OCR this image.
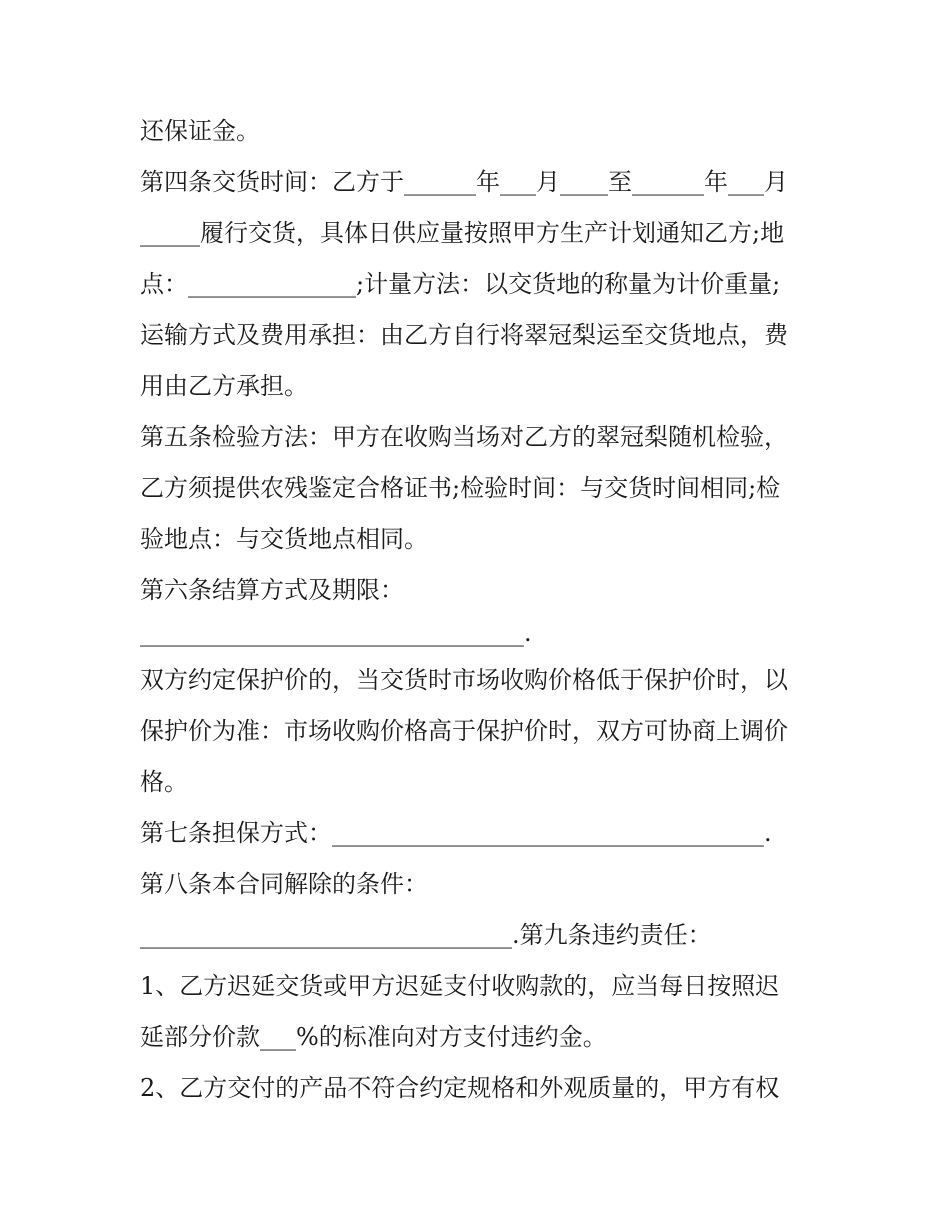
还保证金。

第四条交货时间：乙方于______年___月____至______年___月

_____履行交货，具体日供应量按照甲方生产计划通知乙方;地

点：______________;计量方法：以交货地的称量为计价重量;

运输方式及费用承担：由乙方自行将翠冠梨运至交货地点，费

用由乙方承担。

第五条检验方法：甲方在收购当场对乙方的翠冠梨随机检验，

乙方须提供农残鉴定合格证书;检验时间：与交货时间相同;检

验地点：与交货地点相同。

第六条结算方式及期限：

________________________________.

双方约定保护价的，当交货时市场收购价格低于保护价时，以

保护价为准：市场收购价格高于保护价时，双方可协商上调价

格。

第七条担保方式：____________________________________.

第八条本合同解除的条件：

_______________________________.第九条违约责任：

1、乙方迟延交货或甲方迟延支付收购款的，应当每日按照迟

延部分价款___%的标准向对方支付违约金。

2、乙方交付的产品不符合约定规格和外观质量的，甲方有权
####
Problem requirements >>
Reproduce the material word for word. Any pictures should be left out of the copy.

Solution to this problem >>
OCR this image.
还保证金。

第四条交货时间：乙方于______年___月____至______年___月

_____履行交货，具体日供应量按照甲方生产计划通知乙方;地

点：______________;计量方法：以交货地的称量为计价重量;

运输方式及费用承担：由乙方自行将翠冠梨运至交货地点，费

用由乙方承担。

第五条检验方法：甲方在收购当场对乙方的翠冠梨随机检验，

乙方须提供农残鉴定合格证书;检验时间：与交货时间相同;检

验地点：与交货地点相同。

第六条结算方式及期限：

________________________________.

双方约定保护价的，当交货时市场收购价格低于保护价时，以

保护价为准：市场收购价格高于保护价时，双方可协商上调价

格。

第七条担保方式：____________________________________.

第八条本合同解除的条件：

_______________________________.第九条违约责任：

1、乙方迟延交货或甲方迟延支付收购款的，应当每日按照迟

延部分价款___%的标准向对方支付违约金。

2、乙方交付的产品不符合约定规格和外观质量的，甲方有权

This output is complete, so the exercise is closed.